• [Page excerpt]:
+++

Swiss Re Financial Products Corporation (hereinafter referred to as “Party A” or “Pledgor”)
and
Xxxxx Fargo Bank, N.A., not in its individual capacity but solely as Trustee of the Supplemental Interest Trust on behalf of the MASTR Adjustable Rate Mortgages Trust 2007-3, Mortgage Pass-Through Certificates, Series 2007-3, (the “Trust”) (hereinafter referred to as “Party B” or “Secured Party”).
For the avoidance of doubt, and notwithstanding anything to the contrary that may be contained in the Agreement, this Credit Support Annex shall relate solely to the Transaction documented in the Confirmations dated May 15, 2007, between Party A and Party B, Reference Numbers 1471231, 1471413, 1471465, 1471472, 1471479.
Paragraph 13. Elections and Variables.
(a)
Security Interest for “Obligations”. The term “Obligations” as used in this Annex includes the following additional obligations:
With respect to Party A: not applicable.
With respect to Party B: not applicable.
(b)
Credit Support Obligations.
(i)
Delivery Amount, Return Amount and Credit Support Amount.
(A)
“Delivery Amount” has the meaning specified in Paragraph 3(a) as amended (I) by deleting the words “upon a demand made by the Secured Party on or promptly following a Valuation Date” and inserting in lieu thereof the words “not later than the close of business on each Valuation Date” and (II) by deleting in its entirety the sentence beginning “Unless otherwise specified in Paragraph 13” and ending “(ii) the Value as of that Valuation Date of all Posted Credit Support held by the Secured Party.” and inserting in lieu thereof the following:
The “Delivery Amount” applicable to the Pledgor for any Valuation Date will equal the greatest of
(1)
the amount by which (a) the S&P Credit Support Amount for such Valuation Date exceeds (b) the S&P Value as of such Valuation Date of all Posted Credit Support held by the Secured Party,
(2)
the amount by which (a) the DBRS Credit Support Amount for such Valuation Date exceeds (b) the DBRS Value as of such Valuation Date of all Posted Credit Support held by the Secured Party,
(3)
the amount by which (a) DBRS Value as of such Valuation Date of all Posted Credit Support held by the Secured Party exceeds (b) DBRS Credit Support Amount for such Valuation Date,”
(4)
the amount by which (a) the Xxxxx’x First Trigger Credit Support Amount for such Valuation Date exceeds (b) the Xxxxx’x First Trigger Value as of such Valuation Date of all Posted Credit Support held by the Secured Party, and
(5)

+++

• [Instruction A]: List every confirmation reference number cited in the credit support annex excerpt.
• [Instruction B]: Continue the credit support annex excerpt from the point where it stops.

+++

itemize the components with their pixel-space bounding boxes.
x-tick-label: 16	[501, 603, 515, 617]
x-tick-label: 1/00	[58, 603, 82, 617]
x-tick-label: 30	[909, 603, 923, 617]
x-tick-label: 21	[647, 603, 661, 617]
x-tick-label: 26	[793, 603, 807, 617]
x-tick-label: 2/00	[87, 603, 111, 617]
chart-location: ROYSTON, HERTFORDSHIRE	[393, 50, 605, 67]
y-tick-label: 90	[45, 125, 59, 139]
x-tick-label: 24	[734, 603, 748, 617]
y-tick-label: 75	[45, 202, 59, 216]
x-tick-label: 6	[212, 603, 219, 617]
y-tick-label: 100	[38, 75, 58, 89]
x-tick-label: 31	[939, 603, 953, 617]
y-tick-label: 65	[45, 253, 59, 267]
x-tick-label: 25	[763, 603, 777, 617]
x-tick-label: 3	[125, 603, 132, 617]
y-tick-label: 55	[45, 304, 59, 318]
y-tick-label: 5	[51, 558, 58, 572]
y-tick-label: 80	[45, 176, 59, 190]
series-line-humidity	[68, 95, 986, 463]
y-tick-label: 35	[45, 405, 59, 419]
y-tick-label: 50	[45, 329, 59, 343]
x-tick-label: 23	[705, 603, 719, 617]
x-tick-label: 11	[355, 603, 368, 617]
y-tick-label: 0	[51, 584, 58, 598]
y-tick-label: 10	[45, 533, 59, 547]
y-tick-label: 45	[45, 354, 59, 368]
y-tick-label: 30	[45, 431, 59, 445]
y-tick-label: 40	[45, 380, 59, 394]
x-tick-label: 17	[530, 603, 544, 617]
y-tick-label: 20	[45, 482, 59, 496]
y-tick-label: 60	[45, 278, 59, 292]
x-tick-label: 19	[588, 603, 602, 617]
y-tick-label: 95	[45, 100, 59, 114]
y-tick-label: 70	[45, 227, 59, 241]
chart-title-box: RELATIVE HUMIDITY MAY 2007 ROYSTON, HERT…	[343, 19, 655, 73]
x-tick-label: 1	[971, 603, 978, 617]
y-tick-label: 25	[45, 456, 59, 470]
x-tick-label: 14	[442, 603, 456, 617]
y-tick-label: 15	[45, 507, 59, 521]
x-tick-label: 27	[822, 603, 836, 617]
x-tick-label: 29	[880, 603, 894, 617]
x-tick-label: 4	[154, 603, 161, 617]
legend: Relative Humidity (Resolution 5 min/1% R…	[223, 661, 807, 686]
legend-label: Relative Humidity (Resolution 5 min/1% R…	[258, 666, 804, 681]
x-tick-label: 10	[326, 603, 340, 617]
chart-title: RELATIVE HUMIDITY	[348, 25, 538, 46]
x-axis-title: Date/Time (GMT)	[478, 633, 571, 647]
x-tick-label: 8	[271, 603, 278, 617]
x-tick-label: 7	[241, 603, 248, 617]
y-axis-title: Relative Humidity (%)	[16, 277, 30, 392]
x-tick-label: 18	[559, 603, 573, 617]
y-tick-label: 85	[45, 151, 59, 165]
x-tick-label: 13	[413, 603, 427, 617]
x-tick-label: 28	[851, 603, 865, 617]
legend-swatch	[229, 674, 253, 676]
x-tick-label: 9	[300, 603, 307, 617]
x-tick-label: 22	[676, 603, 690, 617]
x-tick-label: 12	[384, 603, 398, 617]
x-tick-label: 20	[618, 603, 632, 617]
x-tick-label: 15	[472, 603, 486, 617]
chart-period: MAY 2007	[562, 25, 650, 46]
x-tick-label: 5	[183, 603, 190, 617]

+++

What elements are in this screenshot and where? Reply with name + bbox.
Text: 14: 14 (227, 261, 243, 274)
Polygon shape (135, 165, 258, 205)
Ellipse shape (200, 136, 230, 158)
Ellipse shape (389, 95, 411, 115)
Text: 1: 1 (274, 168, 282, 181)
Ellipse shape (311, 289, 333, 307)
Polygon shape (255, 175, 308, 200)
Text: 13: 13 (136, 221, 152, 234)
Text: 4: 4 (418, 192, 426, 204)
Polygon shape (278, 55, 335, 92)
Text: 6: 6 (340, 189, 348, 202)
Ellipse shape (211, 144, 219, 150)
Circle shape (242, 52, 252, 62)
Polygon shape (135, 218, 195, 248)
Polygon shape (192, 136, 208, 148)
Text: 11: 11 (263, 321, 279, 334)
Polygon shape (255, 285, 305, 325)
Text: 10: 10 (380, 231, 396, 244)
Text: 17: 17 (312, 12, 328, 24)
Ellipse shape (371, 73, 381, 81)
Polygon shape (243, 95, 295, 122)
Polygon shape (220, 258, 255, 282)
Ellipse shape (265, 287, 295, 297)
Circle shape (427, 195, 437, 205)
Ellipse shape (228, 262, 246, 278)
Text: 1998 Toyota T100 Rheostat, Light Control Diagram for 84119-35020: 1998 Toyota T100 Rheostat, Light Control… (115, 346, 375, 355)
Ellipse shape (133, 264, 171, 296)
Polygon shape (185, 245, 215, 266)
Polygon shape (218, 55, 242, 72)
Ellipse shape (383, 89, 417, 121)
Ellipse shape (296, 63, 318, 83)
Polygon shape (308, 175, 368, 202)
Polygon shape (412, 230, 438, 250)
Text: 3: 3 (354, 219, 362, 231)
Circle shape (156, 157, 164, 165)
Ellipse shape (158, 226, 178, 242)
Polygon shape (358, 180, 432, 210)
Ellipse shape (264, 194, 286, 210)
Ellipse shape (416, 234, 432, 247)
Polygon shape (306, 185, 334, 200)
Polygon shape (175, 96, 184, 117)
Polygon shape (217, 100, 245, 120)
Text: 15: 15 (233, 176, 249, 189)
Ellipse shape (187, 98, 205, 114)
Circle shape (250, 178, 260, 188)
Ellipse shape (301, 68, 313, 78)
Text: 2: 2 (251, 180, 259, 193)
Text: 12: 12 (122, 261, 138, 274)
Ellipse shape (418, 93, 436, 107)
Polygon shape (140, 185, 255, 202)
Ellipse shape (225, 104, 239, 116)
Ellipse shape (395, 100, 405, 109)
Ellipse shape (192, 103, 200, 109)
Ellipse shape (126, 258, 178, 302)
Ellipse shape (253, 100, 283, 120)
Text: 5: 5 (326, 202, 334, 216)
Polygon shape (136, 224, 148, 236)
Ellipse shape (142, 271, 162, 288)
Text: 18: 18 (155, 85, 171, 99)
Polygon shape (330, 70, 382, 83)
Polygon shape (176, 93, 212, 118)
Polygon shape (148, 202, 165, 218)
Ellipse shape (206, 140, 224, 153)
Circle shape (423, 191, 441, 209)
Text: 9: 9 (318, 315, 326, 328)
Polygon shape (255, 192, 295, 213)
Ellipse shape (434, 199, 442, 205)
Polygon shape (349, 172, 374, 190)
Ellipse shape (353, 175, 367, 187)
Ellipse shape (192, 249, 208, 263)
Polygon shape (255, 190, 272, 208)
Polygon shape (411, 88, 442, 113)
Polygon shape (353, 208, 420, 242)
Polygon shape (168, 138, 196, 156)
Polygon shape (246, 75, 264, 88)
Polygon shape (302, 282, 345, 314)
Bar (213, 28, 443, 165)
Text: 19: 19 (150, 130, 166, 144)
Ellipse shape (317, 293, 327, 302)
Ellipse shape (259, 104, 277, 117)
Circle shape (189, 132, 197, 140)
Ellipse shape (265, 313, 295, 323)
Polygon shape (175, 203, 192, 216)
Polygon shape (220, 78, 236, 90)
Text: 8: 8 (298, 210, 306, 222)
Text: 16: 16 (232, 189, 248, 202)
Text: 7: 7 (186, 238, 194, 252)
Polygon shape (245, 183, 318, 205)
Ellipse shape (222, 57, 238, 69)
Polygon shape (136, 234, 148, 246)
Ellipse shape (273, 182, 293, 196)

+++

• [Expected output A]: 1471231, 1471413, 1471465, 1471472, 1471479

• [Expected output B]:
the amount by which (a) the Xxxxx’x Second Trigger Credit Support Amount for such Valuation Date exceeds (b) the Xxxxx’x Second Trigger Value as of such Valuation Date of all Posted Credit Support held by the Secured Party.
(B)
“Return Amount” has the meaning specified in Paragraph 3(b) as amended by deleting in its entirety the sentence beginning “Unless otherwise specified in Paragraph 13” and ending “(ii) the Credit Support Amount.” and inserting in lieu thereof the following:
The “Return Amount” applicable to the Secured Party for any Valuation Date will equal the least of
(1)
the amount by which (a) the S&P Value or the DBRS Value as of such Valuation Date of all Posted Credit Support held by the Secured Party exceeds (b) the S&P Credit Support Amount or the DBRS Credit Support Amount for such Valuation Date,
(2)
the amount by which (a) the Xxxxx’x First Trigger Value as of such Valuation Date of all Posted Credit Support held by the Secured Party exceeds (b) the Xxxxx’x First Trigger Credit Support Amount for such Valuation Date, and
(3)
the amount by which (a) the Xxxxx’x Second Trigger Value as of such Valuation Date of all Posted Credit Support held by the Secured Party exceeds (b) the Xxxxx’x Second Trigger Credit Support Amount for such Valuation Date.
(C)
“Credit Support Amount” shall not apply. For purposes of calculating any Delivery Amount or Return Amount for any Valuation Date, reference shall be made to the S&P Credit Support Amount, the DBRS Credit Support Amount, the Xxxxx’x First Trigger Credit Support Amount, or the Xxxxx’x Second Trigger Credit Support Amount, in each case for such Valuation Date, as provided in Paragraphs 13(b)(i)(A) and 13(b)(i)(B), above.
(ii)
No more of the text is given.